What follows is a set of entries. Give them again exactly, without the pictures.

• Data records:
■ ■ ■ ■ ■ ■ ■

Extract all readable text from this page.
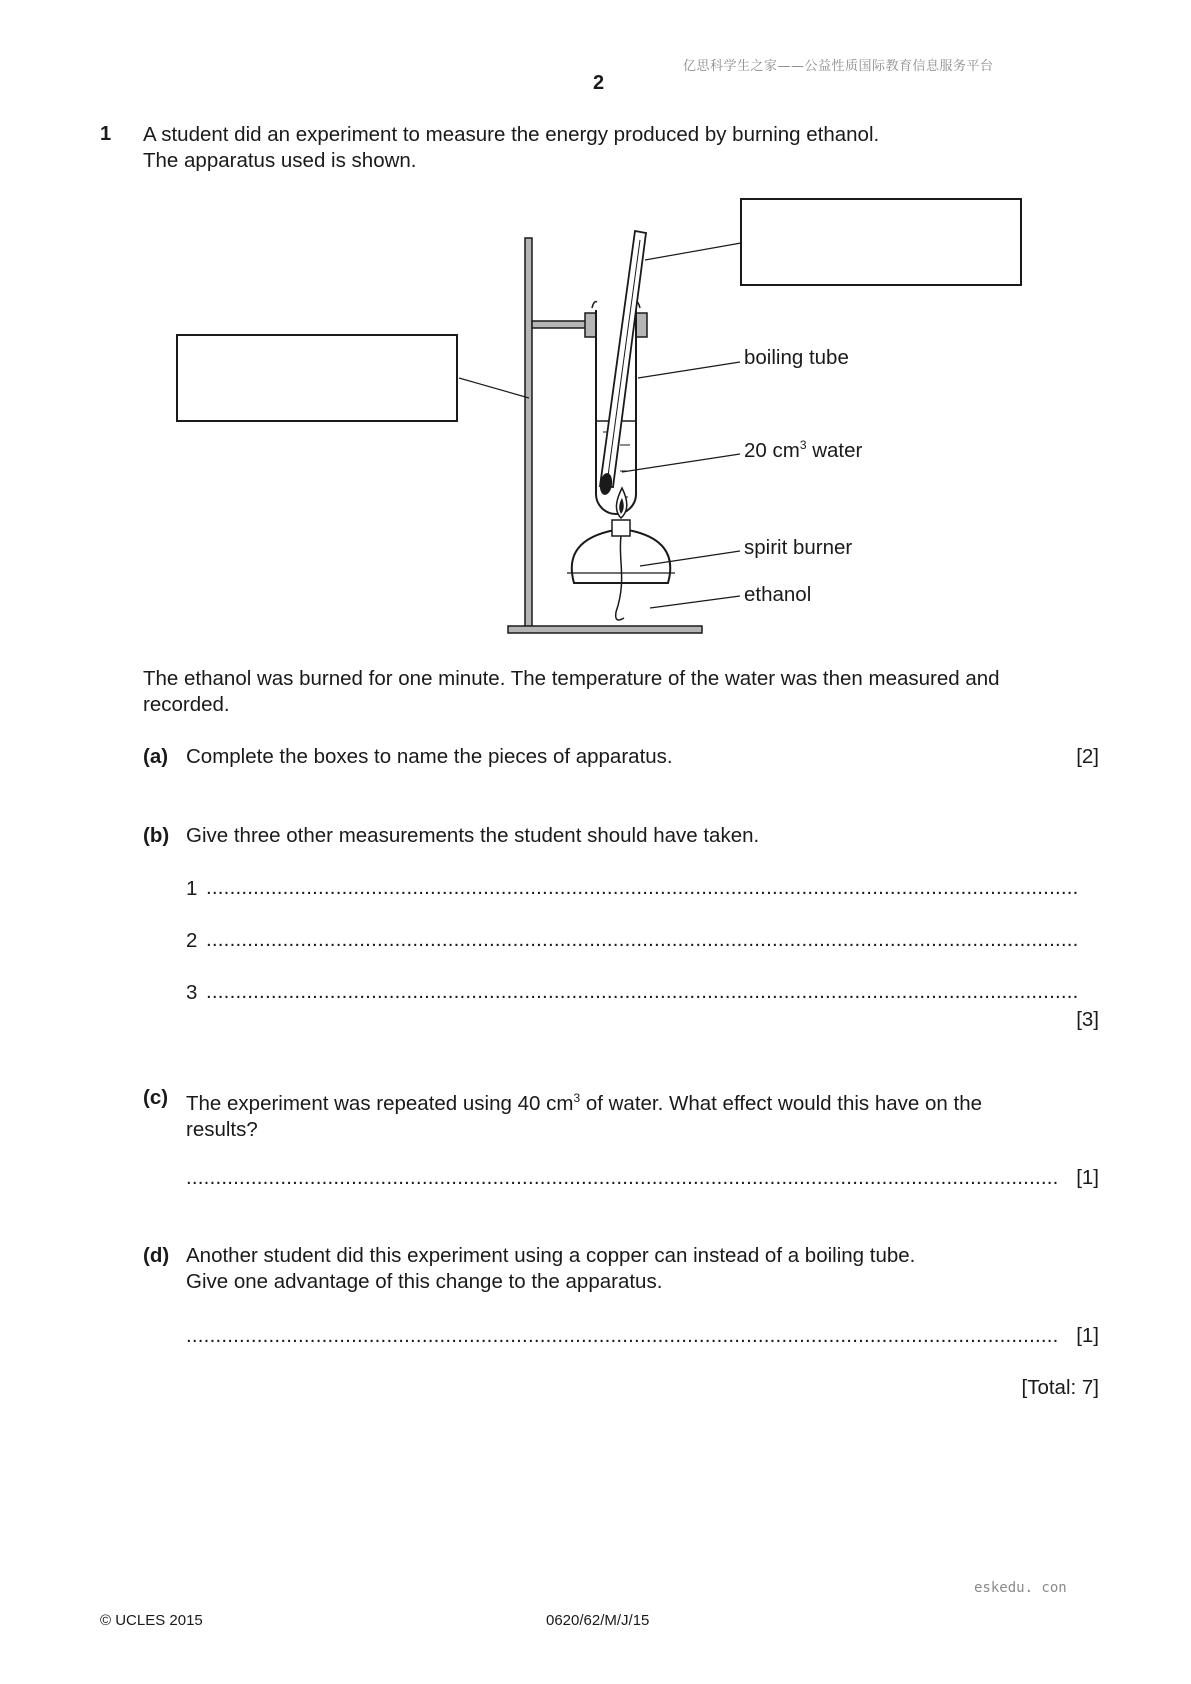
亿思科学生之家——公益性质国际教育信息服务平台
2
1 A student did an experiment to measure the energy produced by burning ethanol.
The apparatus used is shown.
boiling tube
20 $cm^3$ water
spirit burner
ethanol
The ethanol was burned for one minute. The temperature of the water was then measured and
recorded.
(a) Complete the boxes to name the pieces of apparatus.	[2]
(b) Give three other measurements the student should have taken.
1 ....................................................................................................................................................
2 ....................................................................................................................................................
3 ....................................................................................................................................................
[3]
(c) The experiment was repeated using 40 $cm^3$ of water. What effect would this have on the
results?
.................................................................................................................................................... [1]
(d) Another student did this experiment using a copper can instead of a boiling tube.
Give one advantage of this change to the apparatus.
.................................................................................................................................................... [1]
[Total: 7]
eskedu. con
© UCLES 2015	0620/62/M/J/15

■ ■ ■ ■ ■ ■ ■

• Answer to this problem:
Extract all readable text from this page.
亿思科学生之家——公益性质国际教育信息服务平台
2
1 A student did an experiment to measure the energy produced by burning ethanol.
The apparatus used is shown.
boiling tube
20 $cm^3$ water
spirit burner
ethanol
The ethanol was burned for one minute. The temperature of the water was then measured and
recorded.
(a) Complete the boxes to name the pieces of apparatus.	[2]
(b) Give three other measurements the student should have taken.
1 ....................................................................................................................................................
2 ....................................................................................................................................................
3 ....................................................................................................................................................
[3]
(c) The experiment was repeated using 40 $cm^3$ of water. What effect would this have on the
results?
.................................................................................................................................................... [1]
(d) Another student did this experiment using a copper can instead of a boiling tube.
Give one advantage of this change to the apparatus.
.................................................................................................................................................... [1]
[Total: 7]
eskedu. con
© UCLES 2015	0620/62/M/J/15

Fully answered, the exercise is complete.